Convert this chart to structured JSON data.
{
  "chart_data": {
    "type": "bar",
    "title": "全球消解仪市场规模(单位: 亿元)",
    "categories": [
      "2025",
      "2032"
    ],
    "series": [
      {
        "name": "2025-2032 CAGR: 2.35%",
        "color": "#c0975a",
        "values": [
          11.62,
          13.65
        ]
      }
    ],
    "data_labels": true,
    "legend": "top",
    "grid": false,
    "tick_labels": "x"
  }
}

________________________

## Instructions to follow
Output the listing above without altering a single character.

## Answer to the problem
Convert this chart to structured JSON data.
{
  "chart_data": {
    "type": "bar",
    "title": "全球消解仪市场规模(单位: 亿元)",
    "categories": [
      "2025",
      "2032"
    ],
    "series": [
      {
        "name": "2025-2032 CAGR: 2.35%",
        "color": "#c0975a",
        "values": [
          11.62,
          13.65
        ]
      }
    ],
    "data_labels": true,
    "legend": "top",
    "grid": false,
    "tick_labels": "x"
  }
}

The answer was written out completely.